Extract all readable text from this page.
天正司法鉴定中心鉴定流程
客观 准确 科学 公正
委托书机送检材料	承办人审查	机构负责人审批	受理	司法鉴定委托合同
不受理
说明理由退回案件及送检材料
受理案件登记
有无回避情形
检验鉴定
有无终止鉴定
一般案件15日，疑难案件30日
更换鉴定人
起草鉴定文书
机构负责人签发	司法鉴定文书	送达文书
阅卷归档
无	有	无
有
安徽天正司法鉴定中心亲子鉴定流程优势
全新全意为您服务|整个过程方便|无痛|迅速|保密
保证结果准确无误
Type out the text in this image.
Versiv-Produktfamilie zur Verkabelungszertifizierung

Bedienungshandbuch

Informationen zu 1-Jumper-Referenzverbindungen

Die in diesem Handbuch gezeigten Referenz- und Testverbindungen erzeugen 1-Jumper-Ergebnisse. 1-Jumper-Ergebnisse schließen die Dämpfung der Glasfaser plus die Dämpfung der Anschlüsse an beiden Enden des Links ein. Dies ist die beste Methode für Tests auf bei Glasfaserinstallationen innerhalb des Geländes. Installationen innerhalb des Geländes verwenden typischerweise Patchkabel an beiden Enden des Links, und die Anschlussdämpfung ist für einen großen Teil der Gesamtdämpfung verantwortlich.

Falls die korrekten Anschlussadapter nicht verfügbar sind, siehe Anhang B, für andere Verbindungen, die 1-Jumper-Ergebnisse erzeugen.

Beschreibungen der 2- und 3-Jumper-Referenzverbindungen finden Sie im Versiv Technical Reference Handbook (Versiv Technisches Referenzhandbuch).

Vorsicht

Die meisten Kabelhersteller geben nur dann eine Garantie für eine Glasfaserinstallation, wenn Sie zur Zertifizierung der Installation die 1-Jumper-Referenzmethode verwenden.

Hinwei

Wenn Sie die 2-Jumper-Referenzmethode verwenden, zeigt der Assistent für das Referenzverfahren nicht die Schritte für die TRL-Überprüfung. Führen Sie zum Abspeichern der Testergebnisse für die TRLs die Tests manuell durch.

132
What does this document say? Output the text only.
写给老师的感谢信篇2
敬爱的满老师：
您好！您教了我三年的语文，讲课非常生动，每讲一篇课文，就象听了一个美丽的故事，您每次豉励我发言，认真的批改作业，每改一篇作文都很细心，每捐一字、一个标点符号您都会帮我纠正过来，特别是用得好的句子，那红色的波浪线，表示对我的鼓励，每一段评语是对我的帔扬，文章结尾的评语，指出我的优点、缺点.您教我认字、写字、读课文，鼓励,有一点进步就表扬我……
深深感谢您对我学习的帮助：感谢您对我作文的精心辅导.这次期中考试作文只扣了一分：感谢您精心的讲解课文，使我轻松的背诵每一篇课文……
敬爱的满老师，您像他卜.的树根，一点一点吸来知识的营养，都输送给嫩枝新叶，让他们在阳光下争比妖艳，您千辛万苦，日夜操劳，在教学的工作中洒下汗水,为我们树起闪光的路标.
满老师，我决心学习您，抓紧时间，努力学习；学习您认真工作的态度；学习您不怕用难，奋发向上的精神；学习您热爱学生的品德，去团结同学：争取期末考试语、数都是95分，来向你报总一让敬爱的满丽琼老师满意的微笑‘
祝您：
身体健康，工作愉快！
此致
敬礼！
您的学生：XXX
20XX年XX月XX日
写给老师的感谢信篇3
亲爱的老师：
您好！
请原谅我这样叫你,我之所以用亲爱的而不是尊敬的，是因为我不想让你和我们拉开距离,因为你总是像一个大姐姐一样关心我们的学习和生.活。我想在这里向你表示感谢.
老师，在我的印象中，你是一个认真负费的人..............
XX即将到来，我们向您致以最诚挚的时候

-------------------------

TO BE DONE
Repeat the data verbatim.

REPLY
Extract all readable text from this page.
天正司法鉴定中心鉴定流程
客观 准确 科学 公正
委托书机送检材料	承办人审查	机构负责人审批	受理	司法鉴定委托合同
不受理
说明理由退回案件及送检材料
受理案件登记
有无回避情形
检验鉴定
有无终止鉴定
一般案件15日，疑难案件30日
更换鉴定人
起草鉴定文书
机构负责人签发	司法鉴定文书	送达文书
阅卷归档
无	有	无
有
安徽天正司法鉴定中心亲子鉴定流程优势
全新全意为您服务|整个过程方便|无痛|迅速|保密
保证结果准确无误
Type out the text in this image.
Versiv-Produktfamilie zur Verkabelungszertifizierung

Bedienungshandbuch

Informationen zu 1-Jumper-Referenzverbindungen

Die in diesem Handbuch gezeigten Referenz- und Testverbindungen erzeugen 1-Jumper-Ergebnisse. 1-Jumper-Ergebnisse schließen die Dämpfung der Glasfaser plus die Dämpfung der Anschlüsse an beiden Enden des Links ein. Dies ist die beste Methode für Tests auf bei Glasfaserinstallationen innerhalb des Geländes. Installationen innerhalb des Geländes verwenden typischerweise Patchkabel an beiden Enden des Links, und die Anschlussdämpfung ist für einen großen Teil der Gesamtdämpfung verantwortlich.

Falls die korrekten Anschlussadapter nicht verfügbar sind, siehe Anhang B, für andere Verbindungen, die 1-Jumper-Ergebnisse erzeugen.

Beschreibungen der 2- und 3-Jumper-Referenzverbindungen finden Sie im Versiv Technical Reference Handbook (Versiv Technisches Referenzhandbuch).

Vorsicht

Die meisten Kabelhersteller geben nur dann eine Garantie für eine Glasfaserinstallation, wenn Sie zur Zertifizierung der Installation die 1-Jumper-Referenzmethode verwenden.

Hinwei

Wenn Sie die 2-Jumper-Referenzmethode verwenden, zeigt der Assistent für das Referenzverfahren nicht die Schritte für die TRL-Überprüfung. Führen Sie zum Abspeichern der Testergebnisse für die TRLs die Tests manuell durch.

132
What does this document say? Output the text only.
写给老师的感谢信篇2
敬爱的满老师：
您好！您教了我三年的语文，讲课非常生动，每讲一篇课文，就象听了一个美丽的故事，您每次豉励我发言，认真的批改作业，每改一篇作文都很细心，每捐一字、一个标点符号您都会帮我纠正过来，特别是用得好的句子，那红色的波浪线，表示对我的鼓励，每一段评语是对我的帔扬，文章结尾的评语，指出我的优点、缺点.您教我认字、写字、读课文，鼓励,有一点进步就表扬我……
深深感谢您对我学习的帮助：感谢您对我作文的精心辅导.这次期中考试作文只扣了一分：感谢您精心的讲解课文，使我轻松的背诵每一篇课文……
敬爱的满老师，您像他卜.的树根，一点一点吸来知识的营养，都输送给嫩枝新叶，让他们在阳光下争比妖艳，您千辛万苦，日夜操劳，在教学的工作中洒下汗水,为我们树起闪光的路标.
满老师，我决心学习您，抓紧时间，努力学习；学习您认真工作的态度；学习您不怕用难，奋发向上的精神；学习您热爱学生的品德，去团结同学：争取期末考试语、数都是95分，来向你报总一让敬爱的满丽琼老师满意的微笑‘
祝您：
身体健康，工作愉快！
此致
敬礼！
您的学生：XXX
20XX年XX月XX日
写给老师的感谢信篇3
亲爱的老师：
您好！
请原谅我这样叫你,我之所以用亲爱的而不是尊敬的，是因为我不想让你和我们拉开距离,因为你总是像一个大姐姐一样关心我们的学习和生.活。我想在这里向你表示感谢.
老师，在我的印象中，你是一个认真负费的人..............
XX即将到来，我们向您致以最诚挚的时候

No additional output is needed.